■ **Exercise requirements**:
Rewrite each of the items below, putting "gridline" wherever "grid-line" appears and leaving everything else unchanged.

----- Supplied records -----

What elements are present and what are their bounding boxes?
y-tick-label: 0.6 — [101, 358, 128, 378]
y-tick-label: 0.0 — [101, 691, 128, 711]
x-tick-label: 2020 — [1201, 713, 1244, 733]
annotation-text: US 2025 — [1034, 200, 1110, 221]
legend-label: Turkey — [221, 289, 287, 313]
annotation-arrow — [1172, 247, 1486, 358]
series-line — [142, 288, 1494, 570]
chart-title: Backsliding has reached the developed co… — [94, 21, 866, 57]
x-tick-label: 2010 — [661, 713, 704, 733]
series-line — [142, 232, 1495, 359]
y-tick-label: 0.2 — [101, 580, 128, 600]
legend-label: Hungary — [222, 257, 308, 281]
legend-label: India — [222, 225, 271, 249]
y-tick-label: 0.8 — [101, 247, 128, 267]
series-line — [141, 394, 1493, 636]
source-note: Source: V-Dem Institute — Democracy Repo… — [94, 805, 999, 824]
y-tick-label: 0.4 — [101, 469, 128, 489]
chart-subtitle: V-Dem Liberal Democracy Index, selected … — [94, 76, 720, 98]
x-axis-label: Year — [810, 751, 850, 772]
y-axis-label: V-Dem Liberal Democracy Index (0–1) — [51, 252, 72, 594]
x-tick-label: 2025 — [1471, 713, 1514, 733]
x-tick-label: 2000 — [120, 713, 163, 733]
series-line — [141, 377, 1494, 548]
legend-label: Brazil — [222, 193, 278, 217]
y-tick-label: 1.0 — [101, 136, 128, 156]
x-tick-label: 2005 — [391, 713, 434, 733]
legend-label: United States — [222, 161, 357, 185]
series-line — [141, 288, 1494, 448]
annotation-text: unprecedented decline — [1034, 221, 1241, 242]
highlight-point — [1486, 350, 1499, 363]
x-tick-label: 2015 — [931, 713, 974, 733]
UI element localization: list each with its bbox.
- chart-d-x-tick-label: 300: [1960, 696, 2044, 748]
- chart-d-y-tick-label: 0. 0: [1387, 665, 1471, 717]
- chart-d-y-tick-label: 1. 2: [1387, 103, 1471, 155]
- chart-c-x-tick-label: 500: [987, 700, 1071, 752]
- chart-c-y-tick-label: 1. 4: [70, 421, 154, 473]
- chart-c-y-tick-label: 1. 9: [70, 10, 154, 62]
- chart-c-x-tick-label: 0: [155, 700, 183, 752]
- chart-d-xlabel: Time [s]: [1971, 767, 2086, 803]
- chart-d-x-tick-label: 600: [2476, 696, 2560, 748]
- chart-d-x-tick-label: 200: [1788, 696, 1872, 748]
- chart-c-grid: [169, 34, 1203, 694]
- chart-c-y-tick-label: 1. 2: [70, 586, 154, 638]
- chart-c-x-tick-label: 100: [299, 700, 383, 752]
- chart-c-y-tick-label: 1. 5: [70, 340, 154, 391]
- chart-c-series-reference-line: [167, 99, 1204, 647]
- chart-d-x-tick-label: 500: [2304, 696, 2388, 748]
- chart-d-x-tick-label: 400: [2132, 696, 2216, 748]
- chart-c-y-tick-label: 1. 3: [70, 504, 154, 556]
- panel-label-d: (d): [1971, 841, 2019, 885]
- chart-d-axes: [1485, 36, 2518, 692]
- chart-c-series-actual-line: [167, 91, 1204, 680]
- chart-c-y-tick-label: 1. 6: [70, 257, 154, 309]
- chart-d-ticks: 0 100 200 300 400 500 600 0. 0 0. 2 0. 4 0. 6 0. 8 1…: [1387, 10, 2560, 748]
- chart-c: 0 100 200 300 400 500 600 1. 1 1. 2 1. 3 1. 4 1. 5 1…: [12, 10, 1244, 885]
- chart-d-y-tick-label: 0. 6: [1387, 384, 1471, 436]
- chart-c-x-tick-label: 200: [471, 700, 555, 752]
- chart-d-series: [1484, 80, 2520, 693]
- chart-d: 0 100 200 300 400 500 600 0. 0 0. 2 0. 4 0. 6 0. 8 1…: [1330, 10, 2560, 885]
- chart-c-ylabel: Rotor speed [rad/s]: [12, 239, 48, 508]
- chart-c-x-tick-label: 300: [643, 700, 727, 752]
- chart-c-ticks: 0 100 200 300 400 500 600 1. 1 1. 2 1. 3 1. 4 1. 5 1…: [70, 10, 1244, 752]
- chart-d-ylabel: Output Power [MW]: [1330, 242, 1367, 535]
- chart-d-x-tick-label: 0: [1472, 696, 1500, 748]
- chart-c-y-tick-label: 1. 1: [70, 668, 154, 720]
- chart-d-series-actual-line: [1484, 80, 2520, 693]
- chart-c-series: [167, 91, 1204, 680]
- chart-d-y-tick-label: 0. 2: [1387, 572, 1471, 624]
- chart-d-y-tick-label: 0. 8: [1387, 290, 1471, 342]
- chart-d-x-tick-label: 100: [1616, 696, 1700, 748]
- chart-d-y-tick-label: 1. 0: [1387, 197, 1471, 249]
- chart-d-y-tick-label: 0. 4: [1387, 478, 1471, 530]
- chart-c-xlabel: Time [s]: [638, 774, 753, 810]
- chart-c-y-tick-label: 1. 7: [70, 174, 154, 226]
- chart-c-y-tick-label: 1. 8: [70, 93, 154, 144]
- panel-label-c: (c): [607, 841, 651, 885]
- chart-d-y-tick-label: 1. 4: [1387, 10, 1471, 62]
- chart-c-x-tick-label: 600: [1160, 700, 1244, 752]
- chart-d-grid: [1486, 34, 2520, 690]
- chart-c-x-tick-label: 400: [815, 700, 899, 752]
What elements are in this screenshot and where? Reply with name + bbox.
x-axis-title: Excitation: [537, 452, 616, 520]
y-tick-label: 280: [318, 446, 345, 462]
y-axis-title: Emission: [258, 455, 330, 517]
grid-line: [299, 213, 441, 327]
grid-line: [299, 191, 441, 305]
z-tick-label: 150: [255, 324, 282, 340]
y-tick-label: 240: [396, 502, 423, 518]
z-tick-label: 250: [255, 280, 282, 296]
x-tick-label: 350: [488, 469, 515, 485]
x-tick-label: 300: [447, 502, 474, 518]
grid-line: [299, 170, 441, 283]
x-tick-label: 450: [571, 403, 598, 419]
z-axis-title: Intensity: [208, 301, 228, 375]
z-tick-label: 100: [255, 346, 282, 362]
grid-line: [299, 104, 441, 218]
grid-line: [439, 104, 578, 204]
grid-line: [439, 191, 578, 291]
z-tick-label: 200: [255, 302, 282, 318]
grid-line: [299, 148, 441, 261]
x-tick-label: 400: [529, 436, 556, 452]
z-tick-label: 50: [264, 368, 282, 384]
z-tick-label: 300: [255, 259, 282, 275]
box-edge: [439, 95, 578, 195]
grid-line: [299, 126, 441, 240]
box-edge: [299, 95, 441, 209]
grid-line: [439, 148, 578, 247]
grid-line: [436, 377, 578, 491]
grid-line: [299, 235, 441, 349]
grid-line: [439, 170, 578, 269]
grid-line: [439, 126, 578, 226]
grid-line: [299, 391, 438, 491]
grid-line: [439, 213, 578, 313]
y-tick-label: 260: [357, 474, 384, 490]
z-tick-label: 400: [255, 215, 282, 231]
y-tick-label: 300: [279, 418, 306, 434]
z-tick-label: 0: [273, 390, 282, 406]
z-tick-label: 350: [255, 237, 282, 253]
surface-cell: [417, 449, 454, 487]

-----

■ **Solution to this task**:
What elements are present and what are their bounding boxes?
y-tick-label: 0.6 — [101, 358, 128, 378]
y-tick-label: 0.0 — [101, 691, 128, 711]
x-tick-label: 2020 — [1201, 713, 1244, 733]
annotation-text: US 2025 — [1034, 200, 1110, 221]
legend-label: Turkey — [221, 289, 287, 313]
annotation-arrow — [1172, 247, 1486, 358]
series-line — [142, 288, 1494, 570]
chart-title: Backsliding has reached the developed co… — [94, 21, 866, 57]
x-tick-label: 2010 — [661, 713, 704, 733]
series-line — [142, 232, 1495, 359]
y-tick-label: 0.2 — [101, 580, 128, 600]
legend-label: Hungary — [222, 257, 308, 281]
legend-label: India — [222, 225, 271, 249]
y-tick-label: 0.8 — [101, 247, 128, 267]
series-line — [141, 394, 1493, 636]
source-note: Source: V-Dem Institute — Democracy Repo… — [94, 805, 999, 824]
y-tick-label: 0.4 — [101, 469, 128, 489]
chart-subtitle: V-Dem Liberal Democracy Index, selected … — [94, 76, 720, 98]
x-axis-label: Year — [810, 751, 850, 772]
y-axis-label: V-Dem Liberal Democracy Index (0–1) — [51, 252, 72, 594]
x-tick-label: 2025 — [1471, 713, 1514, 733]
x-tick-label: 2000 — [120, 713, 163, 733]
series-line — [141, 377, 1494, 548]
legend-label: Brazil — [222, 193, 278, 217]
y-tick-label: 1.0 — [101, 136, 128, 156]
x-tick-label: 2005 — [391, 713, 434, 733]
legend-label: United States — [222, 161, 357, 185]
series-line — [141, 288, 1494, 448]
annotation-text: unprecedented decline — [1034, 221, 1241, 242]
highlight-point — [1486, 350, 1499, 363]
x-tick-label: 2015 — [931, 713, 974, 733]
UI element localization: list each with its bbox.
- chart-d-x-tick-label: 300: [1960, 696, 2044, 748]
- chart-d-y-tick-label: 0. 0: [1387, 665, 1471, 717]
- chart-d-y-tick-label: 1. 2: [1387, 103, 1471, 155]
- chart-c-x-tick-label: 500: [987, 700, 1071, 752]
- chart-c-y-tick-label: 1. 4: [70, 421, 154, 473]
- chart-c-y-tick-label: 1. 9: [70, 10, 154, 62]
- chart-c-x-tick-label: 0: [155, 700, 183, 752]
- chart-d-xlabel: Time [s]: [1971, 767, 2086, 803]
- chart-d-x-tick-label: 600: [2476, 696, 2560, 748]
- chart-d-x-tick-label: 200: [1788, 696, 1872, 748]
- chart-c-grid: [169, 34, 1203, 694]
- chart-c-y-tick-label: 1. 2: [70, 586, 154, 638]
- chart-c-x-tick-label: 100: [299, 700, 383, 752]
- chart-c-y-tick-label: 1. 5: [70, 340, 154, 391]
- chart-c-series-reference-line: [167, 99, 1204, 647]
- chart-d-x-tick-label: 500: [2304, 696, 2388, 748]
- chart-d-x-tick-label: 400: [2132, 696, 2216, 748]
- chart-c-y-tick-label: 1. 3: [70, 504, 154, 556]
- panel-label-d: (d): [1971, 841, 2019, 885]
- chart-d-axes: [1485, 36, 2518, 692]
- chart-c-series-actual-line: [167, 91, 1204, 680]
- chart-c-y-tick-label: 1. 6: [70, 257, 154, 309]
- chart-d-ticks: 0 100 200 300 400 500 600 0. 0 0. 2 0. 4 0. 6 0. 8 1…: [1387, 10, 2560, 748]
- chart-c: 0 100 200 300 400 500 600 1. 1 1. 2 1. 3 1. 4 1. 5 1…: [12, 10, 1244, 885]
- chart-d-y-tick-label: 0. 6: [1387, 384, 1471, 436]
- chart-c-x-tick-label: 200: [471, 700, 555, 752]
- chart-d-series: [1484, 80, 2520, 693]
- chart-d: 0 100 200 300 400 500 600 0. 0 0. 2 0. 4 0. 6 0. 8 1…: [1330, 10, 2560, 885]
- chart-c-ylabel: Rotor speed [rad/s]: [12, 239, 48, 508]
- chart-c-x-tick-label: 300: [643, 700, 727, 752]
- chart-c-ticks: 0 100 200 300 400 500 600 1. 1 1. 2 1. 3 1. 4 1. 5 1…: [70, 10, 1244, 752]
- chart-d-ylabel: Output Power [MW]: [1330, 242, 1367, 535]
- chart-d-x-tick-label: 0: [1472, 696, 1500, 748]
- chart-c-y-tick-label: 1. 1: [70, 668, 154, 720]
- chart-d-series-actual-line: [1484, 80, 2520, 693]
- chart-c-series: [167, 91, 1204, 680]
- chart-d-y-tick-label: 0. 2: [1387, 572, 1471, 624]
- chart-d-y-tick-label: 0. 8: [1387, 290, 1471, 342]
- chart-d-x-tick-label: 100: [1616, 696, 1700, 748]
- chart-d-y-tick-label: 1. 0: [1387, 197, 1471, 249]
- chart-d-y-tick-label: 0. 4: [1387, 478, 1471, 530]
- chart-c-xlabel: Time [s]: [638, 774, 753, 810]
- chart-c-y-tick-label: 1. 7: [70, 174, 154, 226]
- chart-c-y-tick-label: 1. 8: [70, 93, 154, 144]
- panel-label-c: (c): [607, 841, 651, 885]
- chart-d-y-tick-label: 1. 4: [1387, 10, 1471, 62]
- chart-c-x-tick-label: 600: [1160, 700, 1244, 752]
- chart-d-grid: [1486, 34, 2520, 690]
- chart-c-x-tick-label: 400: [815, 700, 899, 752]
What elements are in this screenshot and where? Reply with name + bbox.
x-axis-title: Excitation: [537, 452, 616, 520]
y-tick-label: 280: [318, 446, 345, 462]
y-axis-title: Emission: [258, 455, 330, 517]
gridline: [299, 213, 441, 327]
gridline: [299, 191, 441, 305]
z-tick-label: 150: [255, 324, 282, 340]
y-tick-label: 240: [396, 502, 423, 518]
z-tick-label: 250: [255, 280, 282, 296]
x-tick-label: 350: [488, 469, 515, 485]
x-tick-label: 300: [447, 502, 474, 518]
gridline: [299, 170, 441, 283]
x-tick-label: 450: [571, 403, 598, 419]
z-axis-title: Intensity: [208, 301, 228, 375]
z-tick-label: 100: [255, 346, 282, 362]
gridline: [299, 104, 441, 218]
gridline: [439, 104, 578, 204]
gridline: [439, 191, 578, 291]
z-tick-label: 200: [255, 302, 282, 318]
gridline: [299, 148, 441, 261]
x-tick-label: 400: [529, 436, 556, 452]
z-tick-label: 50: [264, 368, 282, 384]
z-tick-label: 300: [255, 259, 282, 275]
box-edge: [439, 95, 578, 195]
gridline: [299, 126, 441, 240]
box-edge: [299, 95, 441, 209]
gridline: [439, 148, 578, 247]
gridline: [436, 377, 578, 491]
gridline: [299, 235, 441, 349]
gridline: [439, 170, 578, 269]
gridline: [439, 126, 578, 226]
gridline: [299, 391, 438, 491]
gridline: [439, 213, 578, 313]
y-tick-label: 260: [357, 474, 384, 490]
z-tick-label: 400: [255, 215, 282, 231]
y-tick-label: 300: [279, 418, 306, 434]
z-tick-label: 0: [273, 390, 282, 406]
z-tick-label: 350: [255, 237, 282, 253]
surface-cell: [417, 449, 454, 487]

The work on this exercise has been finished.